■ PROBLEM TO WORK ON
Collect all the lines that mention the word "อละเว".

====== DATA FOR THIS EXERCISE

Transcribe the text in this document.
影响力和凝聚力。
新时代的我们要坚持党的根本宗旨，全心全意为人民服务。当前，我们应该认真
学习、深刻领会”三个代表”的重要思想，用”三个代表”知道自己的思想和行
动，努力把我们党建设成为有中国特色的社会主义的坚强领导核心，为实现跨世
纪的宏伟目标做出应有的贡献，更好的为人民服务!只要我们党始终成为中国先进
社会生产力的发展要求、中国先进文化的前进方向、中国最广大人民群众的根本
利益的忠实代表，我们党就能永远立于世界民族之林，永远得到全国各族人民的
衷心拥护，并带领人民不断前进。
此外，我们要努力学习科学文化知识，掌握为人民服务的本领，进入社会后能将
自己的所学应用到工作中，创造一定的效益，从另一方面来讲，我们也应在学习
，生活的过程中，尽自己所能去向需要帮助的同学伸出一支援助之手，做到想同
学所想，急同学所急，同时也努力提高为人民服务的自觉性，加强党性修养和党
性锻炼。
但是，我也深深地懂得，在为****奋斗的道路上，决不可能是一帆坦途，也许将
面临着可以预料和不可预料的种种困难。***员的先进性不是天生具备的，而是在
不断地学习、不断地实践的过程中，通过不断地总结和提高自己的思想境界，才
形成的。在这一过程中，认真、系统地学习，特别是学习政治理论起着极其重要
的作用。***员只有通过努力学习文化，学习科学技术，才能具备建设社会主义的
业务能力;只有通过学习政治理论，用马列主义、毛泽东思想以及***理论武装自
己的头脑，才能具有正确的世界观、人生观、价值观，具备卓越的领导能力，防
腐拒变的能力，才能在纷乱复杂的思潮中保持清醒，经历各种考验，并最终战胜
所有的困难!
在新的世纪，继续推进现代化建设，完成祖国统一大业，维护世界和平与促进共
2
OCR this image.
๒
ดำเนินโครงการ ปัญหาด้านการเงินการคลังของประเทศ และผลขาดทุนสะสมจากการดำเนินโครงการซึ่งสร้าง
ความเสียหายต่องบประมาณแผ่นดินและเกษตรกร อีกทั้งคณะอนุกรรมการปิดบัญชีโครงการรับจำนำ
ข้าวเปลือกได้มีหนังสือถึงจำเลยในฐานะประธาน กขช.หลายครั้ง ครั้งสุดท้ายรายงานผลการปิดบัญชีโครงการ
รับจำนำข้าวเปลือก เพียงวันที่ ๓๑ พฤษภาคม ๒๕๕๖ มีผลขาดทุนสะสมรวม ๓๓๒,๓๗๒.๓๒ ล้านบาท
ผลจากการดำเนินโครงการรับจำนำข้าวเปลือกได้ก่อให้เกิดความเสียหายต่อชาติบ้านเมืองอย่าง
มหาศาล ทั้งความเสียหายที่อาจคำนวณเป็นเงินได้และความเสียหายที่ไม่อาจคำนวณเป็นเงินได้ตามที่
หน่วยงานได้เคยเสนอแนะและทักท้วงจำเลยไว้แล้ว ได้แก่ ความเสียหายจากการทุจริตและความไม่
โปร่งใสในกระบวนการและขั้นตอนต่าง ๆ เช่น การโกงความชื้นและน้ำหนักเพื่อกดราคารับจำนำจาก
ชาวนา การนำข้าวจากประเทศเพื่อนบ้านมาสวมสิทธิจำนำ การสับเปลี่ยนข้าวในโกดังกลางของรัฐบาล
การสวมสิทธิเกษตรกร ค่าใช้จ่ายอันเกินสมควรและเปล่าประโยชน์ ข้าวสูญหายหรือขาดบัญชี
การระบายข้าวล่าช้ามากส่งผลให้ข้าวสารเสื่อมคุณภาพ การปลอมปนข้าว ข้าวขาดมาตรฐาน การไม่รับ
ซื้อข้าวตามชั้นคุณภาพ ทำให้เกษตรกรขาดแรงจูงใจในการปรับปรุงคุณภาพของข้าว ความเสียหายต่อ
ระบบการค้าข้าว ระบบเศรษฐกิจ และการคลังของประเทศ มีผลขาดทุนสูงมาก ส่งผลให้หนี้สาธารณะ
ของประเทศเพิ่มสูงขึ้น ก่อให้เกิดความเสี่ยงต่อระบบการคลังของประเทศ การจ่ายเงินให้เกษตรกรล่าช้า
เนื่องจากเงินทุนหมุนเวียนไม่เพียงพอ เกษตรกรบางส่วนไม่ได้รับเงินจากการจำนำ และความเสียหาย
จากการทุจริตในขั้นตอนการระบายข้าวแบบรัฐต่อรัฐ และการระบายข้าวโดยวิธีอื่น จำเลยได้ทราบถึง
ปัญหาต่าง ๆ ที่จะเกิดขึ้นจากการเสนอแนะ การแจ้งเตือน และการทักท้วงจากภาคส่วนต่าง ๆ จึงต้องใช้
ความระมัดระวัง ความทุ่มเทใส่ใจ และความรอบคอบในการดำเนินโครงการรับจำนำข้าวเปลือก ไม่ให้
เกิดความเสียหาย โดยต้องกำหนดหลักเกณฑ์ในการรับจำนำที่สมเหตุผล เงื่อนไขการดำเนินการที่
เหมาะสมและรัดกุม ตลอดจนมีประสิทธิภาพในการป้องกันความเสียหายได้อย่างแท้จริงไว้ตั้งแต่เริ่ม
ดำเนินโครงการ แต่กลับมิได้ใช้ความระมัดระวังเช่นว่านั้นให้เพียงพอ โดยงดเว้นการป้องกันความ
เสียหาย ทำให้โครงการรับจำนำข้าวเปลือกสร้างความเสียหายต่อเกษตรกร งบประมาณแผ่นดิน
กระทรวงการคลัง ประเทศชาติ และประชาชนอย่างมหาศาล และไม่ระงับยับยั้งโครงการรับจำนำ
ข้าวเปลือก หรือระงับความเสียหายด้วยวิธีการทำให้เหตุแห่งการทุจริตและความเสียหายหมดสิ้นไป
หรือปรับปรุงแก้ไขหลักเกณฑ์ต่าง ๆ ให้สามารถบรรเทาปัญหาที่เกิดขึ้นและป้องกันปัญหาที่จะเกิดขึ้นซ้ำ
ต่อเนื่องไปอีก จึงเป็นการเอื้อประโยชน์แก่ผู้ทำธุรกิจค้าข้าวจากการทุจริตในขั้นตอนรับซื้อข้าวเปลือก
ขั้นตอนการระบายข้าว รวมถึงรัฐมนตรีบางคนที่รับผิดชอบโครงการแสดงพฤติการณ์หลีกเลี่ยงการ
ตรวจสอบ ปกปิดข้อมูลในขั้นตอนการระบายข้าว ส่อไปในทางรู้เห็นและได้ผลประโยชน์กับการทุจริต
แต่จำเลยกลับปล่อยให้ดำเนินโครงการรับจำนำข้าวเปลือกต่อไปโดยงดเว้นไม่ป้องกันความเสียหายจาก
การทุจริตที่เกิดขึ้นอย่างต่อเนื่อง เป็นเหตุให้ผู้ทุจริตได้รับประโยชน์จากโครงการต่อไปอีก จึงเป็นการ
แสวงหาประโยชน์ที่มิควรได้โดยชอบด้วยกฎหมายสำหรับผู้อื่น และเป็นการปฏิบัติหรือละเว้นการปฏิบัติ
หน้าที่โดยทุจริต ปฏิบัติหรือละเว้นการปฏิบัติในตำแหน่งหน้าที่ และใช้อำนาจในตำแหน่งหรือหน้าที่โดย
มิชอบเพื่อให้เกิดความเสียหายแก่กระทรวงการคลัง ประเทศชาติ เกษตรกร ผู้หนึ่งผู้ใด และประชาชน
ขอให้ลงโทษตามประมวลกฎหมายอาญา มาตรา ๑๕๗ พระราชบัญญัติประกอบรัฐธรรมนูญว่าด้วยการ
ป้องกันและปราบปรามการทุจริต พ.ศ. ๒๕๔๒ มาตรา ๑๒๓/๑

============
====== DATA FOR THIS EXERCISE

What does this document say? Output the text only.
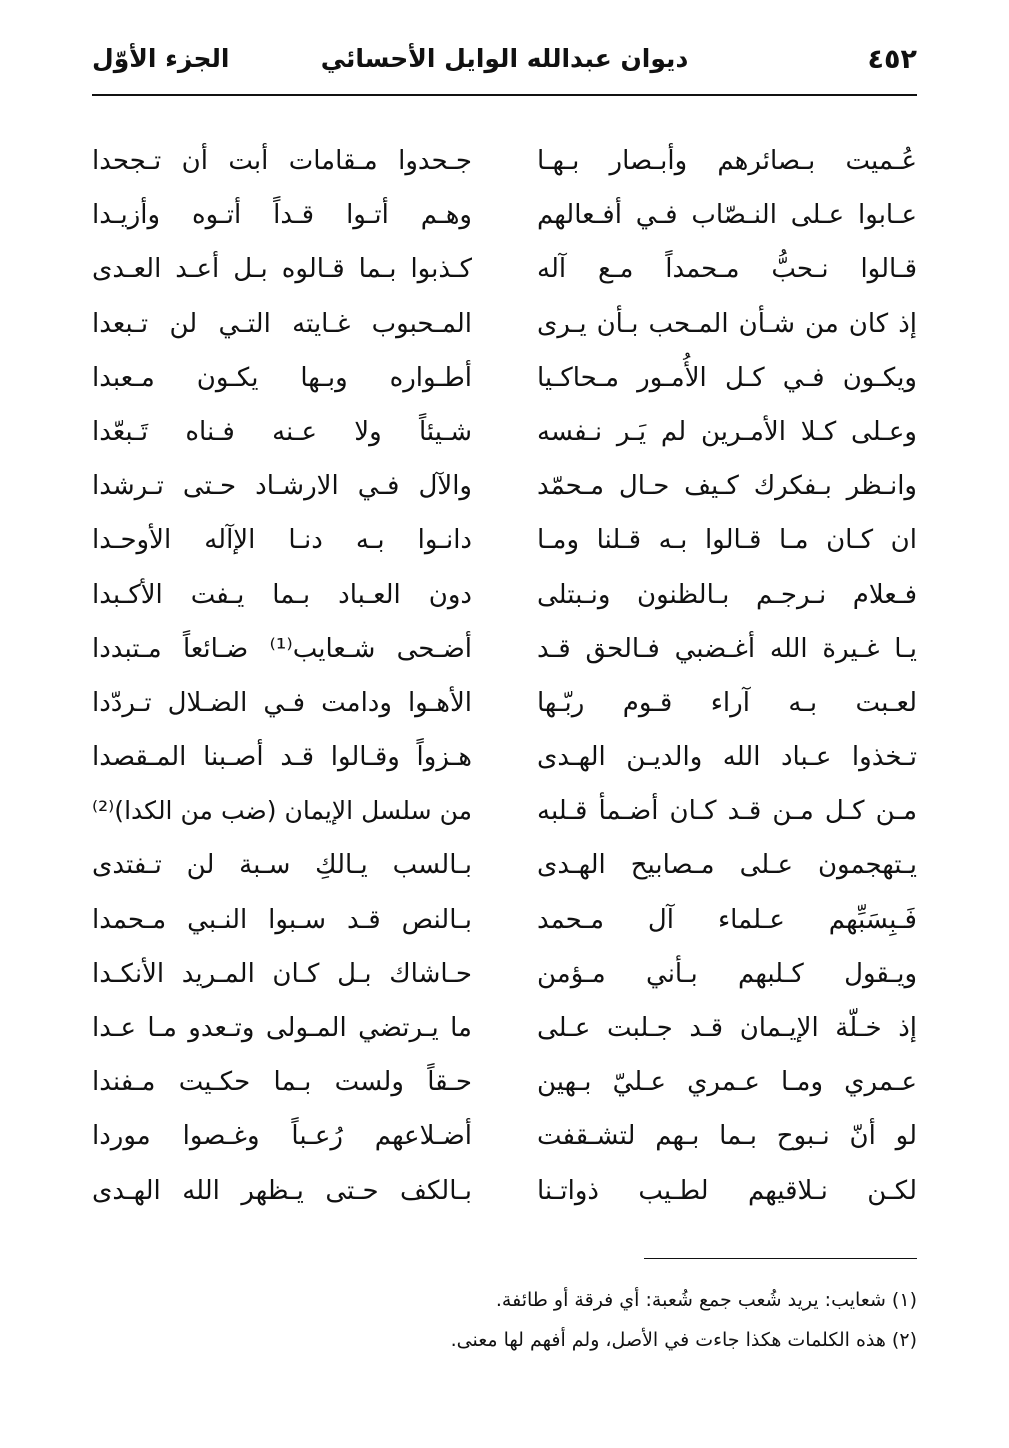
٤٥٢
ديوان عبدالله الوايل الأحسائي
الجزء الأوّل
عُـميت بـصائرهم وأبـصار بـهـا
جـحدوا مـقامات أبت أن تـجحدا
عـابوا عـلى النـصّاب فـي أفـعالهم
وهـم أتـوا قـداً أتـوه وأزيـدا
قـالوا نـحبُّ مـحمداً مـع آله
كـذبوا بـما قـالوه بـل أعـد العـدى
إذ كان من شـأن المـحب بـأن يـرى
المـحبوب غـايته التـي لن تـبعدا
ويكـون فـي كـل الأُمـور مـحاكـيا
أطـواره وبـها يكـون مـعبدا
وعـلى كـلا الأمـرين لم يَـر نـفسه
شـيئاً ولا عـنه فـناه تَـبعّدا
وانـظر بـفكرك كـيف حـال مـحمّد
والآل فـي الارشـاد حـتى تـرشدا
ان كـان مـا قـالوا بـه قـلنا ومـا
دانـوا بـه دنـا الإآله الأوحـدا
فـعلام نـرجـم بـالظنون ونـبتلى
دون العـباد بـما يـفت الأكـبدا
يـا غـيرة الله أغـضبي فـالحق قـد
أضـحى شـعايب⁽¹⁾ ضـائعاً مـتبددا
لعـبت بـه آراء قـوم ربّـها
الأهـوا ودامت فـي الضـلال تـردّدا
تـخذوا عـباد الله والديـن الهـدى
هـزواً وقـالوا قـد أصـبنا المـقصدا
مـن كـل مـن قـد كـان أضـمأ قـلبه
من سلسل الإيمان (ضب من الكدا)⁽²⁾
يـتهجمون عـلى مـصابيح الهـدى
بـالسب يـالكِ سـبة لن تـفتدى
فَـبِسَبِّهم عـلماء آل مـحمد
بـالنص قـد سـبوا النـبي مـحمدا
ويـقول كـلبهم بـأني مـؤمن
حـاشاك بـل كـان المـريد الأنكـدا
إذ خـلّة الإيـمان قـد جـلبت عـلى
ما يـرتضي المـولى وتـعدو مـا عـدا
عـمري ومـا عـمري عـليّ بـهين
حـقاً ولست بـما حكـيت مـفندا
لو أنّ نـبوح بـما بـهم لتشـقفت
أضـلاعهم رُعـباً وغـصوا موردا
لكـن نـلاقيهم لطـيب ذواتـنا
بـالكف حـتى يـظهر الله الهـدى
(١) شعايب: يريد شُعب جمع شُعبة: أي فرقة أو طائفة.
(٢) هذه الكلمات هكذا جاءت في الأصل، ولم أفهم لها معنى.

============
====== DATA FOR THIS EXERCISE

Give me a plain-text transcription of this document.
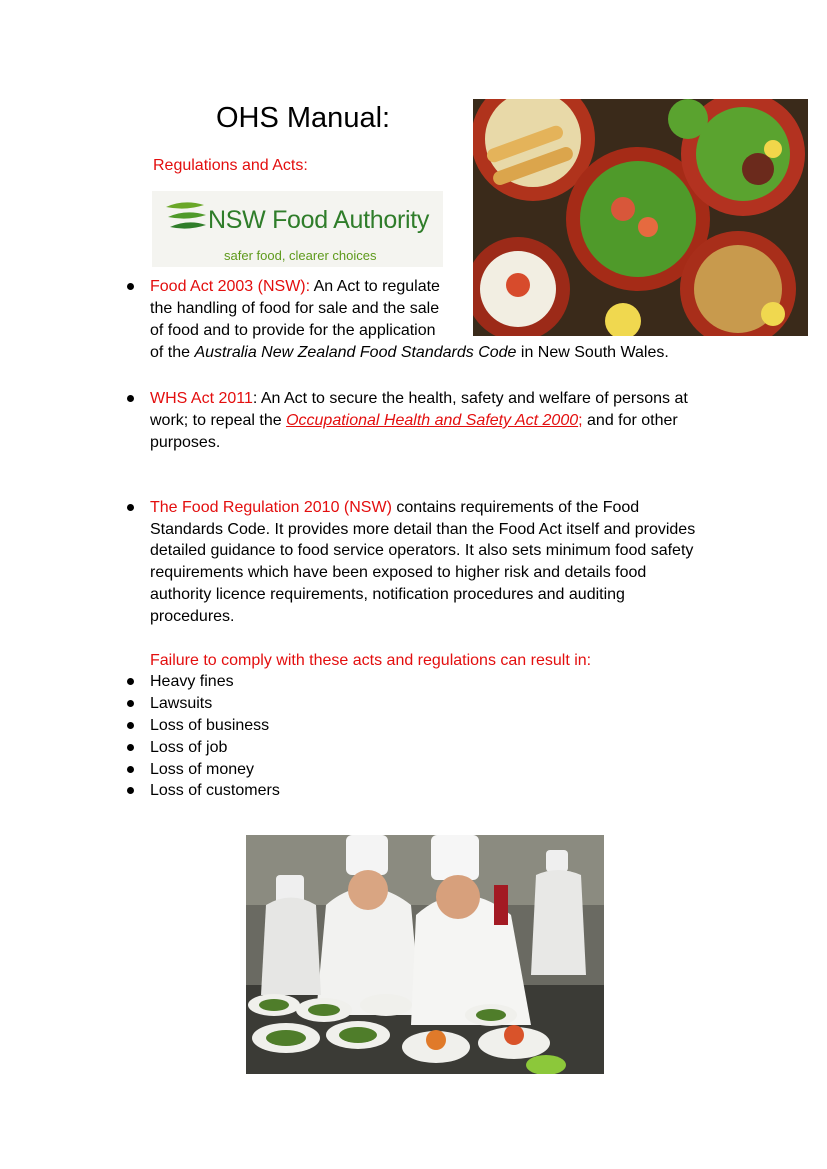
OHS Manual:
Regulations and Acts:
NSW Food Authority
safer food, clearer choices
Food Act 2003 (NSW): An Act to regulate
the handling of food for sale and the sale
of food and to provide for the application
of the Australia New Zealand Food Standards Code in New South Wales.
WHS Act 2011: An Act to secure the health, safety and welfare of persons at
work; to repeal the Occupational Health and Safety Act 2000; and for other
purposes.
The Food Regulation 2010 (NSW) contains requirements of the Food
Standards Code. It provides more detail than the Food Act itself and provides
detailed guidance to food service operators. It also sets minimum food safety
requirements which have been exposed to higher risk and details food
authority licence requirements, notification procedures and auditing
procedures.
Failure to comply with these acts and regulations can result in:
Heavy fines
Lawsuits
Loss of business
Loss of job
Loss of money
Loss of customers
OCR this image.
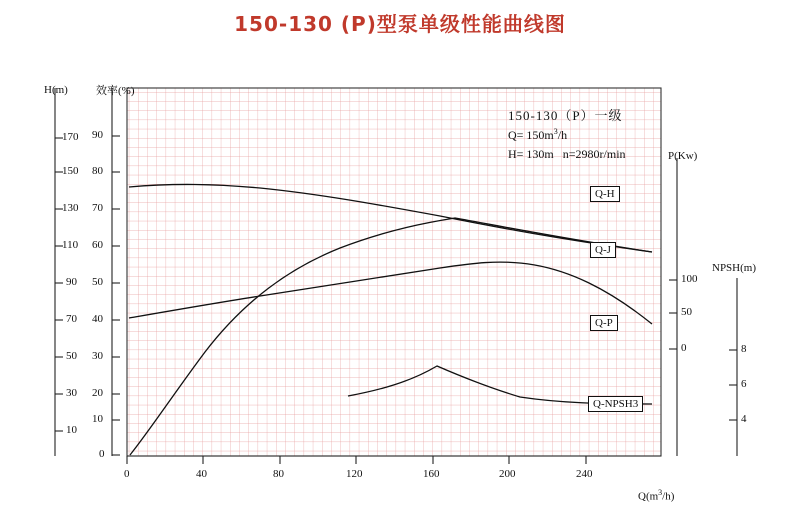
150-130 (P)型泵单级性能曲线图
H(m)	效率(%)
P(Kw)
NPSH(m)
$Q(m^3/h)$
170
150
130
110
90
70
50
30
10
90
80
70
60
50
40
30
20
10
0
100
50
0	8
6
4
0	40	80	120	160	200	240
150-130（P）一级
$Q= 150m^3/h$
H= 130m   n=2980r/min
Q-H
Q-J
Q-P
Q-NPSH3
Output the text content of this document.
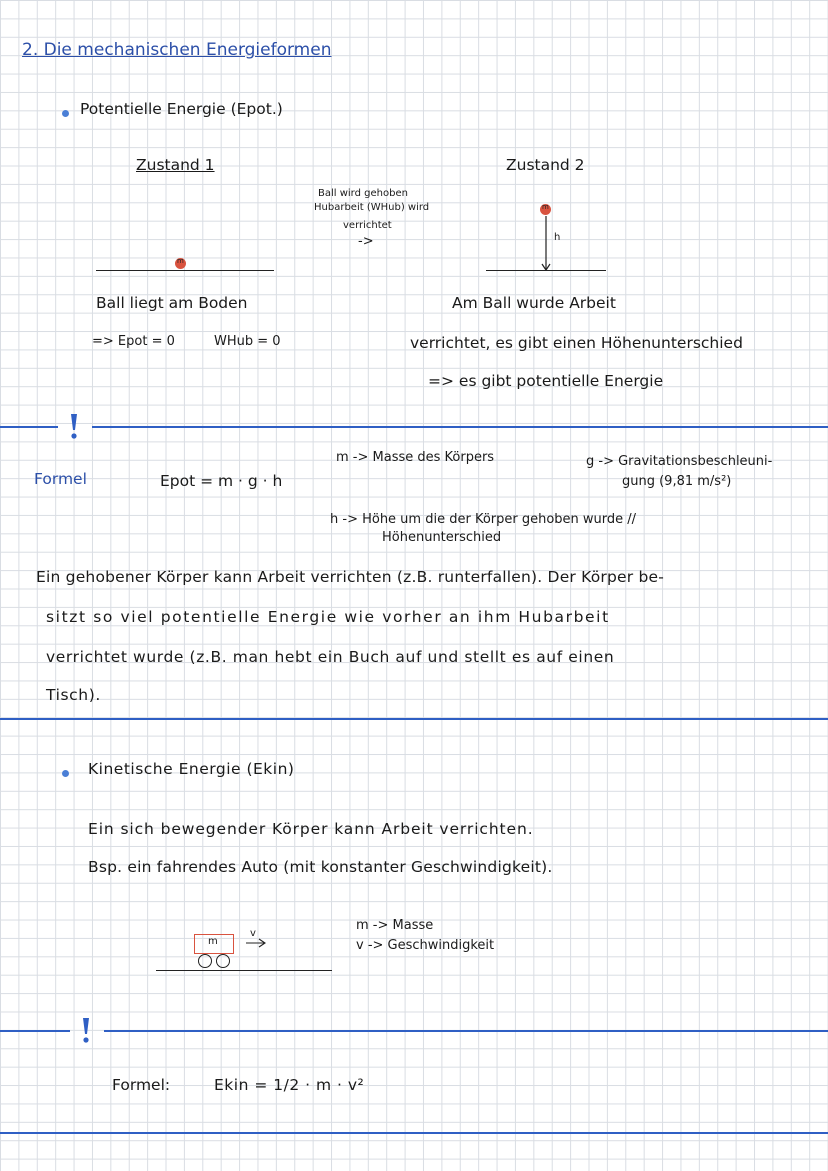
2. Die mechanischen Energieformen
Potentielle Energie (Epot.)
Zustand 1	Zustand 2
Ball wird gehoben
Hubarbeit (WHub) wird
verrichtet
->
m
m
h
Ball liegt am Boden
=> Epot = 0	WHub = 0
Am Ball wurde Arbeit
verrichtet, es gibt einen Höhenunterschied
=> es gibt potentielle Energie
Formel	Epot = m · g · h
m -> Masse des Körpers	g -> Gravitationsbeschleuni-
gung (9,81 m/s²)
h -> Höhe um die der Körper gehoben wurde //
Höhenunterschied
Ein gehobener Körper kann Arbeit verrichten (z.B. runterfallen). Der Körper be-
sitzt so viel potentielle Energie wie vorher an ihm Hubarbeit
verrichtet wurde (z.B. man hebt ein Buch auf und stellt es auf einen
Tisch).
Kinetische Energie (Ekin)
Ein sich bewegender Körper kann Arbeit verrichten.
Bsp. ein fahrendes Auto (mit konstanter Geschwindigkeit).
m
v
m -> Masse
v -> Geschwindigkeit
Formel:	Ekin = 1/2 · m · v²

============

■ REPLY
แสวงหาประโยชน์ที่มิควรได้โดยชอบด้วยกฎหมายสำหรับผู้อื่น และเป็นการปฏิบัติหรือละเว้นการปฏิบัติ
หน้าที่โดยทุจริต ปฏิบัติหรือละเว้นการปฏิบัติในตำแหน่งหน้าที่ และใช้อำนาจในตำแหน่งหรือหน้าที่โดย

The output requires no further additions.